__Material supplied__:
* * * *

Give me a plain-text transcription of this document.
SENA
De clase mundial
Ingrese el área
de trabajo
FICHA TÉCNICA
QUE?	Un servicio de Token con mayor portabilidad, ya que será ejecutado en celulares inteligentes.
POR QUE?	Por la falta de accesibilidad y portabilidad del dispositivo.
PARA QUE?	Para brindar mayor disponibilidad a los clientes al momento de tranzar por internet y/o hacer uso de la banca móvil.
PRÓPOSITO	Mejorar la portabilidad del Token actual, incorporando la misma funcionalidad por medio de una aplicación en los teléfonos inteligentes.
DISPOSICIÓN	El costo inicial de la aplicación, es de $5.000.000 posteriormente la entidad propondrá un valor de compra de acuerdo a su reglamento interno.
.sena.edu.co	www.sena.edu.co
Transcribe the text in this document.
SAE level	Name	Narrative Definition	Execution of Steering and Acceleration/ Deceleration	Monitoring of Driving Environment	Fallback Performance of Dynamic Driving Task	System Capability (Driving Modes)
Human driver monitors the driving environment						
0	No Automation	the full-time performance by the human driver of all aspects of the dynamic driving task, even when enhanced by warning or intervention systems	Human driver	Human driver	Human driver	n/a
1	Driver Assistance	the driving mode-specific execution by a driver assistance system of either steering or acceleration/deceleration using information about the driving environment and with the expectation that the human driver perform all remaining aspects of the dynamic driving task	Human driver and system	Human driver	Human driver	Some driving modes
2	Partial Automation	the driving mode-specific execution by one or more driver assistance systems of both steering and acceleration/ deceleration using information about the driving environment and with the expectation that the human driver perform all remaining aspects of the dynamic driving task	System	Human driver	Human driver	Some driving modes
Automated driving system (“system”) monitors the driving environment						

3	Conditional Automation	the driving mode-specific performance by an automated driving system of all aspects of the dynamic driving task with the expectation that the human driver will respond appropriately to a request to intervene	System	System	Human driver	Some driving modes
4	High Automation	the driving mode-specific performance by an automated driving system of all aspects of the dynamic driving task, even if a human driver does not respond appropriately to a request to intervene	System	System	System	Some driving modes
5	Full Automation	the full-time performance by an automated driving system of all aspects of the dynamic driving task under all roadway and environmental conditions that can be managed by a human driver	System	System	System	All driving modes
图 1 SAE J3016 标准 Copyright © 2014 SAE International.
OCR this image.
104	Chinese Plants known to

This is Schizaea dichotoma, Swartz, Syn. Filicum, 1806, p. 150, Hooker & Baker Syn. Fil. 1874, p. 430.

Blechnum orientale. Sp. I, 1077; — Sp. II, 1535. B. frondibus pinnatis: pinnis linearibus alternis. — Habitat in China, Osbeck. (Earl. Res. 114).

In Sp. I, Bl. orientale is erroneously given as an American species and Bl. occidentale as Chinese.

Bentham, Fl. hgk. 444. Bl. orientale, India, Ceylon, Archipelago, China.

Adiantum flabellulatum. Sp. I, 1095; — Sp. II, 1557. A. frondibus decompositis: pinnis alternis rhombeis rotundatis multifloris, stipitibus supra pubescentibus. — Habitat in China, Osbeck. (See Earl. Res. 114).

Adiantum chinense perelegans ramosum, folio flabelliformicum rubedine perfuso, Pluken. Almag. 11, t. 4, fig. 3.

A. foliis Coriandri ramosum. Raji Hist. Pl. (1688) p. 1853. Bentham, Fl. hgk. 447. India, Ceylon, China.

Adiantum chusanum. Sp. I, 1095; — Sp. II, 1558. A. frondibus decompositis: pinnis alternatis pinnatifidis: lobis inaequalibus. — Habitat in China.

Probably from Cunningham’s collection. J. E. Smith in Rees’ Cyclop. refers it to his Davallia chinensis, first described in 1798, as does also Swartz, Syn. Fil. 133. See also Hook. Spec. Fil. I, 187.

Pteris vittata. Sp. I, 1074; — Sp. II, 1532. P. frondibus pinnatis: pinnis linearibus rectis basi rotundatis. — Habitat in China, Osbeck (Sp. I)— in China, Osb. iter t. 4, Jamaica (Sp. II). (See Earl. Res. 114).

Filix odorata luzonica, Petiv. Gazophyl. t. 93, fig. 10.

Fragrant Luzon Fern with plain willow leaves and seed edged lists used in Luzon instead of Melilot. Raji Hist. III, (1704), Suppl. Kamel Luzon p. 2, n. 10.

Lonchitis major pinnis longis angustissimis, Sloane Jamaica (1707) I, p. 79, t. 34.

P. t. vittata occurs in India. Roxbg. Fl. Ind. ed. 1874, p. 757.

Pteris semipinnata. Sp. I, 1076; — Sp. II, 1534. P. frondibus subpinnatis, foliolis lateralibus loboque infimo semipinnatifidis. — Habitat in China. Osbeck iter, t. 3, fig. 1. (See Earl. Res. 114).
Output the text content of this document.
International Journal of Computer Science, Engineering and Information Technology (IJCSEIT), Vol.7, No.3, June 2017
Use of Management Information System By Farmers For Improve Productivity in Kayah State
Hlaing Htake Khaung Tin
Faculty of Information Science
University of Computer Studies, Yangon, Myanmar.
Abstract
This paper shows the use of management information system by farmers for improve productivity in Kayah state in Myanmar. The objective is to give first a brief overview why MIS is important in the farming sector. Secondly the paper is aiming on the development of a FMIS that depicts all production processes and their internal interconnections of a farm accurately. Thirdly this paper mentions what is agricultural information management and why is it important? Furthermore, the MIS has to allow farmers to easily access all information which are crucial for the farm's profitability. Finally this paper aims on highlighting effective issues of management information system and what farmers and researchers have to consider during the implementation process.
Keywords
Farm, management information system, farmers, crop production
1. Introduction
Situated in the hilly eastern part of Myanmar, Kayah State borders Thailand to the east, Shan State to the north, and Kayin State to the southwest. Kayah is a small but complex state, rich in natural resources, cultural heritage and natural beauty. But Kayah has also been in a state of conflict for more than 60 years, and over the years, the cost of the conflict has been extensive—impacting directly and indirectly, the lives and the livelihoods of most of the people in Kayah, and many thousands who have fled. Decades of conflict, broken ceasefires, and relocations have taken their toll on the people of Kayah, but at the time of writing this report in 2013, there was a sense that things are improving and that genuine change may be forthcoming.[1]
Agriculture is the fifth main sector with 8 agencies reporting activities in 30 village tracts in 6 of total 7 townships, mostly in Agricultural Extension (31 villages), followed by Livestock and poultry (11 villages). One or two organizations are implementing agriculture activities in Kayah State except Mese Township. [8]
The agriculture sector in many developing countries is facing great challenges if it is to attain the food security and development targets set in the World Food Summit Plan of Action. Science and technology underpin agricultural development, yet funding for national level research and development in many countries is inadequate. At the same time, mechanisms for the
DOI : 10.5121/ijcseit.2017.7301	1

* * * *

__Do this__:
Count the lines in the entries above that include the string "also", then give only that figure.

__Solution to this exercise__:
2